:: Task objective ::
Copy out every line of the following records, reproducing each character without any change.

:: Items ::

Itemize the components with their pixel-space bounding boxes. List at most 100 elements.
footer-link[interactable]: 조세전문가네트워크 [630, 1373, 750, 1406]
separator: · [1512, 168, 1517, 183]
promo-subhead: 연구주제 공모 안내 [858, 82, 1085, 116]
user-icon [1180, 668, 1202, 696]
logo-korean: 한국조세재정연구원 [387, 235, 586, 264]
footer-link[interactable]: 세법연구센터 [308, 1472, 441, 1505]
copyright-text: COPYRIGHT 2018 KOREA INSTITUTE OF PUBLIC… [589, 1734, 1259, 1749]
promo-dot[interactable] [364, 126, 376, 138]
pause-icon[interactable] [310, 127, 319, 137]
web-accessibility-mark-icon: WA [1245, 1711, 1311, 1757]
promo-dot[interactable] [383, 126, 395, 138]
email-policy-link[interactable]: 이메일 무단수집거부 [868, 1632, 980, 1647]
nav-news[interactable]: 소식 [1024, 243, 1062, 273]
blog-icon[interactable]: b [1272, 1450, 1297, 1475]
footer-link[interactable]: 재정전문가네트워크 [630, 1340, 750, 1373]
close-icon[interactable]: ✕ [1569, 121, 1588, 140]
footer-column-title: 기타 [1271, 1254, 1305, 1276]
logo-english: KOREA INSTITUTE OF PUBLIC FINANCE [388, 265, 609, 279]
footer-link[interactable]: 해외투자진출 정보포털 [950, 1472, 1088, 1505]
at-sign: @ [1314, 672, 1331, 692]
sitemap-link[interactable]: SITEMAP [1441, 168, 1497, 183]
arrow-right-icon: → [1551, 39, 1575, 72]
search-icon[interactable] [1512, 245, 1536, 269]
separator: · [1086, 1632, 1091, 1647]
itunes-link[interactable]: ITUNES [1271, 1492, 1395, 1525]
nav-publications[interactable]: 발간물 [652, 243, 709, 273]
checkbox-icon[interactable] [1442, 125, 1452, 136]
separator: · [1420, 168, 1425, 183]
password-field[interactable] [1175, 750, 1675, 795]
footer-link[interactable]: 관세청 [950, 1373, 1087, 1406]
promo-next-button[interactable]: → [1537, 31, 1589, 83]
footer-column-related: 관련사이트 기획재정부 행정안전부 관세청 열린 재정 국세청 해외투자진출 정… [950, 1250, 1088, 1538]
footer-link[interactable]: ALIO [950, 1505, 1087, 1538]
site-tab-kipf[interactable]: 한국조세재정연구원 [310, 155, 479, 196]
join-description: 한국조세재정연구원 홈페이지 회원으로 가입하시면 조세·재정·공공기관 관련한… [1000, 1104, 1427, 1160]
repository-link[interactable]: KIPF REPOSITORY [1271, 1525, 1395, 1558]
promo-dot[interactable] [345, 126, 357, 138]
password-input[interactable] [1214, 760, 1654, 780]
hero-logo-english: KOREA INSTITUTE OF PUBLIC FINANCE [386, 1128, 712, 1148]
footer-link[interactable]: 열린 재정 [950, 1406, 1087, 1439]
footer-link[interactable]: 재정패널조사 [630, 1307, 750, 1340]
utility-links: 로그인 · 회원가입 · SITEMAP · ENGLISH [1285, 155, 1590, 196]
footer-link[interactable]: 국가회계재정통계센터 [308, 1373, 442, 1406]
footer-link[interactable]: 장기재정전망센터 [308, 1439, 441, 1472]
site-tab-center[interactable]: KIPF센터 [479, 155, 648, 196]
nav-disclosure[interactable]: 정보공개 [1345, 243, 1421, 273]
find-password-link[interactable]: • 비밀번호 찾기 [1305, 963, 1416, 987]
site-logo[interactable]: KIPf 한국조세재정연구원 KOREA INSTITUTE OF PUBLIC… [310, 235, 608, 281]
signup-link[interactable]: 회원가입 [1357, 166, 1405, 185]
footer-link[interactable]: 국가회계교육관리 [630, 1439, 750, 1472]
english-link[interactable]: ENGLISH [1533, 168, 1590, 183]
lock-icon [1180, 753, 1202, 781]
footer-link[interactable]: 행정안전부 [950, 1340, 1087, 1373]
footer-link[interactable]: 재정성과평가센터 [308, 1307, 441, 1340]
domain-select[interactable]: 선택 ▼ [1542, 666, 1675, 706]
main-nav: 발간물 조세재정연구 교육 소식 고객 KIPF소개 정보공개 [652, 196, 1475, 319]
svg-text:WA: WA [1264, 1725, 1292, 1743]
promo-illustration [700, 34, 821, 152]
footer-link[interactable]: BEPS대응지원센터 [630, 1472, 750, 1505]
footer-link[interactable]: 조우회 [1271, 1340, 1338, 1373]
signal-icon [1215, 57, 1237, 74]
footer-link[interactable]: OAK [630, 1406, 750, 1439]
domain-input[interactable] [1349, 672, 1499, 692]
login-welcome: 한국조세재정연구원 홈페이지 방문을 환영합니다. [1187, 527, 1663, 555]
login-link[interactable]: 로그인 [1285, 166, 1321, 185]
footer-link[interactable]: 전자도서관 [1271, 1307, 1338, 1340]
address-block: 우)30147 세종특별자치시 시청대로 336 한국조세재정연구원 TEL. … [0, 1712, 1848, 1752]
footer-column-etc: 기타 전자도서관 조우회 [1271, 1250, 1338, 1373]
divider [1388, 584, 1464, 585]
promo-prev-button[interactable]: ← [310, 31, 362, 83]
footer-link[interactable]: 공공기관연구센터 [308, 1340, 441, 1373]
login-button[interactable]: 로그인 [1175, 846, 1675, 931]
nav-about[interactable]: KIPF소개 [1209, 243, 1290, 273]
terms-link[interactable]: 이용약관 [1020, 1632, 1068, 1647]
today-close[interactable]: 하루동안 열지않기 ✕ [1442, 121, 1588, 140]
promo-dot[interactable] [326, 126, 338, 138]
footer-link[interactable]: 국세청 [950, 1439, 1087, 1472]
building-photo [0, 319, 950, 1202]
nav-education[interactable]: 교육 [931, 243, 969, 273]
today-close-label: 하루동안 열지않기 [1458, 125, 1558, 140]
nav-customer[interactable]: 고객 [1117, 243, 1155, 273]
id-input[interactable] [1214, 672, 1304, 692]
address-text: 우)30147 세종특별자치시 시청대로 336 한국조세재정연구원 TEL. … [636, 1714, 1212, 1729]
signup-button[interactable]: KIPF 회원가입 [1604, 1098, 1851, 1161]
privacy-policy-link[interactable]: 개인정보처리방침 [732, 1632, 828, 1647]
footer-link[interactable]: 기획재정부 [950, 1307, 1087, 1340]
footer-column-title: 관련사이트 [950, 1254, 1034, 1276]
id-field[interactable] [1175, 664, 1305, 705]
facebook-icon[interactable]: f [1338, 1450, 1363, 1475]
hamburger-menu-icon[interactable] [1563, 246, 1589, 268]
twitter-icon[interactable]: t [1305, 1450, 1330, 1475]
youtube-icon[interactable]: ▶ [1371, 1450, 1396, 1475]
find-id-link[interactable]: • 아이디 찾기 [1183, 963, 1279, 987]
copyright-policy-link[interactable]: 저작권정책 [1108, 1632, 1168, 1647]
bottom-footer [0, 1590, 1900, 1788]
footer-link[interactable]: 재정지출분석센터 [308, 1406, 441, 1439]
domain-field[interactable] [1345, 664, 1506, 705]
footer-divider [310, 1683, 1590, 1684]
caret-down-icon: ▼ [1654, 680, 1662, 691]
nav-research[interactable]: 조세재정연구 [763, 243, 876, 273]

:: Reply to the exercise ::
Itemize the components with their pixel-space bounding boxes. List at most 100 elements.
footer-link[interactable]: 조세전문가네트워크 [630, 1373, 750, 1406]
separator: · [1512, 168, 1517, 183]
promo-subhead: 연구주제 공모 안내 [858, 82, 1085, 116]
user-icon [1180, 668, 1202, 696]
logo-korean: 한국조세재정연구원 [387, 235, 586, 264]
footer-link[interactable]: 세법연구센터 [308, 1472, 441, 1505]
copyright-text: COPYRIGHT 2018 KOREA INSTITUTE OF PUBLIC… [589, 1734, 1259, 1749]
promo-dot[interactable] [364, 126, 376, 138]
pause-icon[interactable] [310, 127, 319, 137]
web-accessibility-mark-icon: WA [1245, 1711, 1311, 1757]
promo-dot[interactable] [383, 126, 395, 138]
email-policy-link[interactable]: 이메일 무단수집거부 [868, 1632, 980, 1647]
nav-news[interactable]: 소식 [1024, 243, 1062, 273]
blog-icon[interactable]: b [1272, 1450, 1297, 1475]
footer-link[interactable]: 재정전문가네트워크 [630, 1340, 750, 1373]
close-icon[interactable]: ✕ [1569, 121, 1588, 140]
footer-column-title: 기타 [1271, 1254, 1305, 1276]
logo-english: KOREA INSTITUTE OF PUBLIC FINANCE [388, 265, 609, 279]
footer-link[interactable]: 해외투자진출 정보포털 [950, 1472, 1088, 1505]
at-sign: @ [1314, 672, 1331, 692]
sitemap-link[interactable]: SITEMAP [1441, 168, 1497, 183]
arrow-right-icon: → [1551, 39, 1575, 72]
search-icon[interactable] [1512, 245, 1536, 269]
separator: · [1086, 1632, 1091, 1647]
itunes-link[interactable]: ITUNES [1271, 1492, 1395, 1525]
nav-publications[interactable]: 발간물 [652, 243, 709, 273]
checkbox-icon[interactable] [1442, 125, 1452, 136]
separator: · [1420, 168, 1425, 183]
password-field[interactable] [1175, 750, 1675, 795]
footer-link[interactable]: 관세청 [950, 1373, 1087, 1406]
promo-next-button[interactable]: → [1537, 31, 1589, 83]
footer-column-related: 관련사이트 기획재정부 행정안전부 관세청 열린 재정 국세청 해외투자진출 정… [950, 1250, 1088, 1538]
footer-link[interactable]: ALIO [950, 1505, 1087, 1538]
site-tab-kipf[interactable]: 한국조세재정연구원 [310, 155, 479, 196]
join-description: 한국조세재정연구원 홈페이지 회원으로 가입하시면 조세·재정·공공기관 관련한… [1000, 1104, 1427, 1160]
repository-link[interactable]: KIPF REPOSITORY [1271, 1525, 1395, 1558]
promo-dot[interactable] [345, 126, 357, 138]
password-input[interactable] [1214, 760, 1654, 780]
hero-logo-english: KOREA INSTITUTE OF PUBLIC FINANCE [386, 1128, 712, 1148]
footer-link[interactable]: 열린 재정 [950, 1406, 1087, 1439]
footer-link[interactable]: 재정패널조사 [630, 1307, 750, 1340]
utility-links: 로그인 · 회원가입 · SITEMAP · ENGLISH [1285, 155, 1590, 196]
footer-link[interactable]: 국가회계재정통계센터 [308, 1373, 442, 1406]
footer-link[interactable]: 장기재정전망센터 [308, 1439, 441, 1472]
site-tab-center[interactable]: KIPF센터 [479, 155, 648, 196]
nav-disclosure[interactable]: 정보공개 [1345, 243, 1421, 273]
find-password-link[interactable]: • 비밀번호 찾기 [1305, 963, 1416, 987]
site-logo[interactable]: KIPf 한국조세재정연구원 KOREA INSTITUTE OF PUBLIC… [310, 235, 608, 281]
signup-link[interactable]: 회원가입 [1357, 166, 1405, 185]
footer-link[interactable]: 국가회계교육관리 [630, 1439, 750, 1472]
english-link[interactable]: ENGLISH [1533, 168, 1590, 183]
lock-icon [1180, 753, 1202, 781]
footer-link[interactable]: 행정안전부 [950, 1340, 1087, 1373]
footer-link[interactable]: 재정성과평가센터 [308, 1307, 441, 1340]
domain-select[interactable]: 선택 ▼ [1542, 666, 1675, 706]
main-nav: 발간물 조세재정연구 교육 소식 고객 KIPF소개 정보공개 [652, 196, 1475, 319]
svg-text:WA: WA [1264, 1725, 1292, 1743]
promo-illustration [700, 34, 821, 152]
footer-link[interactable]: BEPS대응지원센터 [630, 1472, 750, 1505]
footer-link[interactable]: 조우회 [1271, 1340, 1338, 1373]
signal-icon [1215, 57, 1237, 74]
footer-link[interactable]: OAK [630, 1406, 750, 1439]
domain-input[interactable] [1349, 672, 1499, 692]
login-welcome: 한국조세재정연구원 홈페이지 방문을 환영합니다. [1187, 527, 1663, 555]
login-link[interactable]: 로그인 [1285, 166, 1321, 185]
footer-link[interactable]: 전자도서관 [1271, 1307, 1338, 1340]
address-block: 우)30147 세종특별자치시 시청대로 336 한국조세재정연구원 TEL. … [0, 1712, 1848, 1752]
footer-column-etc: 기타 전자도서관 조우회 [1271, 1250, 1338, 1373]
divider [1388, 584, 1464, 585]
promo-prev-button[interactable]: ← [310, 31, 362, 83]
footer-link[interactable]: 공공기관연구센터 [308, 1340, 441, 1373]
login-button[interactable]: 로그인 [1175, 846, 1675, 931]
nav-about[interactable]: KIPF소개 [1209, 243, 1290, 273]
terms-link[interactable]: 이용약관 [1020, 1632, 1068, 1647]
today-close[interactable]: 하루동안 열지않기 ✕ [1442, 121, 1588, 140]
promo-dot[interactable] [326, 126, 338, 138]
footer-link[interactable]: 국세청 [950, 1439, 1087, 1472]
building-photo [0, 319, 950, 1202]
nav-education[interactable]: 교육 [931, 243, 969, 273]
today-close-label: 하루동안 열지않기 [1458, 125, 1558, 140]
nav-customer[interactable]: 고객 [1117, 243, 1155, 273]
id-input[interactable] [1214, 672, 1304, 692]
address-text: 우)30147 세종특별자치시 시청대로 336 한국조세재정연구원 TEL. … [636, 1714, 1212, 1729]
signup-button[interactable]: KIPF 회원가입 [1604, 1098, 1851, 1161]
privacy-policy-link[interactable]: 개인정보처리방침 [732, 1632, 828, 1647]
footer-link[interactable]: 기획재정부 [950, 1307, 1087, 1340]
footer-column-title: 관련사이트 [950, 1254, 1034, 1276]
id-field[interactable] [1175, 664, 1305, 705]
facebook-icon[interactable]: f [1338, 1450, 1363, 1475]
hamburger-menu-icon[interactable] [1563, 246, 1589, 268]
twitter-icon[interactable]: t [1305, 1450, 1330, 1475]
youtube-icon[interactable]: ▶ [1371, 1450, 1396, 1475]
find-id-link[interactable]: • 아이디 찾기 [1183, 963, 1279, 987]
copyright-policy-link[interactable]: 저작권정책 [1108, 1632, 1168, 1647]
bottom-footer [0, 1590, 1900, 1788]
footer-link[interactable]: 재정지출분석센터 [308, 1406, 441, 1439]
domain-field[interactable] [1345, 664, 1506, 705]
footer-divider [310, 1683, 1590, 1684]
caret-down-icon: ▼ [1654, 680, 1662, 691]
nav-research[interactable]: 조세재정연구 [763, 243, 876, 273]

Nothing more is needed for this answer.